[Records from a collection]
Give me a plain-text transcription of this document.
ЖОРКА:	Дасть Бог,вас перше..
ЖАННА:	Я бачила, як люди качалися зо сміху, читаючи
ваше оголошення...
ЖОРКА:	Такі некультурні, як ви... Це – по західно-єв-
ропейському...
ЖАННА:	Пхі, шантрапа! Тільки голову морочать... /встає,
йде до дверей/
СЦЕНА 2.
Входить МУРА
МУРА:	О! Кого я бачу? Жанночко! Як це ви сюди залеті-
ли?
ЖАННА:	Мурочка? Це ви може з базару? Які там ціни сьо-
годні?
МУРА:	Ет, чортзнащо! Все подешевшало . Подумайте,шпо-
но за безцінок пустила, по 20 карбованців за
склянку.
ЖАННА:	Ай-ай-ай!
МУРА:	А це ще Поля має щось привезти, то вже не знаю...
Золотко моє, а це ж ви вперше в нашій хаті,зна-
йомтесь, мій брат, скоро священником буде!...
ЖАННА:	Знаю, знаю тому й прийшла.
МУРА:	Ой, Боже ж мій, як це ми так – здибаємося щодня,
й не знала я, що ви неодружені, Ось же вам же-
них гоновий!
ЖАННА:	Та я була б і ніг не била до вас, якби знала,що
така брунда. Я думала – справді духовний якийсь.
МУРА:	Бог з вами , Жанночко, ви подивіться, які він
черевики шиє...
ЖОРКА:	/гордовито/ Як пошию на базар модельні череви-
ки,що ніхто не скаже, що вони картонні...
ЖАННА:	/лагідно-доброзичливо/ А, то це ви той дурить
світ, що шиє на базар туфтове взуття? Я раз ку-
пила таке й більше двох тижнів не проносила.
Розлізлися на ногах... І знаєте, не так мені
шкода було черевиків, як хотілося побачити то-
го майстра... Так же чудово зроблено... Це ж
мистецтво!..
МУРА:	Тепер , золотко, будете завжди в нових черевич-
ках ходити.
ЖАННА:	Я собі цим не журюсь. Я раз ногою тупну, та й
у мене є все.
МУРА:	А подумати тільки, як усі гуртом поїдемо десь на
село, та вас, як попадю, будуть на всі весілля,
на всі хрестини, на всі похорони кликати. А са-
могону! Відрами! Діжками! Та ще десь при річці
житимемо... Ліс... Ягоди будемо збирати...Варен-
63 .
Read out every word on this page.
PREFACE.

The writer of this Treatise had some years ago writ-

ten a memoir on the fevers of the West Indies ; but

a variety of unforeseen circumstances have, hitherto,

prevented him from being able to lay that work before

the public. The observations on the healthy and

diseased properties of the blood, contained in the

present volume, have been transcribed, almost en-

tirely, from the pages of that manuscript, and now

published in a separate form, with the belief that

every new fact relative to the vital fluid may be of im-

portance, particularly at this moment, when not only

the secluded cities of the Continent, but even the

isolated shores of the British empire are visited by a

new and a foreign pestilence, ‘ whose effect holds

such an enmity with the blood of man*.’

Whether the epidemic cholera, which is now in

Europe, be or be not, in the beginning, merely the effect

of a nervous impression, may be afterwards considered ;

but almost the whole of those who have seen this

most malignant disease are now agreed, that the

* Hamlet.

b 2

• _Prompt_
Retype the material above, line by line, exactly.

• _Result of this exercise_
Give me a plain-text transcription of this document.
ЖОРКА:	Дасть Бог,вас перше..
ЖАННА:	Я бачила, як люди качалися зо сміху, читаючи
ваше оголошення...
ЖОРКА:	Такі некультурні, як ви... Це – по західно-єв-
ропейському...
ЖАННА:	Пхі, шантрапа! Тільки голову морочать... /встає,
йде до дверей/
СЦЕНА 2.
Входить МУРА
МУРА:	О! Кого я бачу? Жанночко! Як це ви сюди залеті-
ли?
ЖАННА:	Мурочка? Це ви може з базару? Які там ціни сьо-
годні?
МУРА:	Ет, чортзнащо! Все подешевшало . Подумайте,шпо-
но за безцінок пустила, по 20 карбованців за
склянку.
ЖАННА:	Ай-ай-ай!
МУРА:	А це ще Поля має щось привезти, то вже не знаю...
Золотко моє, а це ж ви вперше в нашій хаті,зна-
йомтесь, мій брат, скоро священником буде!...
ЖАННА:	Знаю, знаю тому й прийшла.
МУРА:	Ой, Боже ж мій, як це ми так – здибаємося щодня,
й не знала я, що ви неодружені, Ось же вам же-
них гоновий!
ЖАННА:	Та я була б і ніг не била до вас, якби знала,що
така брунда. Я думала – справді духовний якийсь.
МУРА:	Бог з вами , Жанночко, ви подивіться, які він
черевики шиє...
ЖОРКА:	/гордовито/ Як пошию на базар модельні череви-
ки,що ніхто не скаже, що вони картонні...
ЖАННА:	/лагідно-доброзичливо/ А, то це ви той дурить
світ, що шиє на базар туфтове взуття? Я раз ку-
пила таке й більше двох тижнів не проносила.
Розлізлися на ногах... І знаєте, не так мені
шкода було черевиків, як хотілося побачити то-
го майстра... Так же чудово зроблено... Це ж
мистецтво!..
МУРА:	Тепер , золотко, будете завжди в нових черевич-
ках ходити.
ЖАННА:	Я собі цим не журюсь. Я раз ногою тупну, та й
у мене є все.
МУРА:	А подумати тільки, як усі гуртом поїдемо десь на
село, та вас, як попадю, будуть на всі весілля,
на всі хрестини, на всі похорони кликати. А са-
могону! Відрами! Діжками! Та ще десь при річці
житимемо... Ліс... Ягоди будемо збирати...Варен-
63 .
Read out every word on this page.
PREFACE.

The writer of this Treatise had some years ago writ-

ten a memoir on the fevers of the West Indies ; but

a variety of unforeseen circumstances have, hitherto,

prevented him from being able to lay that work before

the public. The observations on the healthy and

diseased properties of the blood, contained in the

present volume, have been transcribed, almost en-

tirely, from the pages of that manuscript, and now

published in a separate form, with the belief that

every new fact relative to the vital fluid may be of im-

portance, particularly at this moment, when not only

the secluded cities of the Continent, but even the

isolated shores of the British empire are visited by a

new and a foreign pestilence, ‘ whose effect holds

such an enmity with the blood of man*.’

Whether the epidemic cholera, which is now in

Europe, be or be not, in the beginning, merely the effect

of a nervous impression, may be afterwards considered ;

but almost the whole of those who have seen this

most malignant disease are now agreed, that the

* Hamlet.

b 2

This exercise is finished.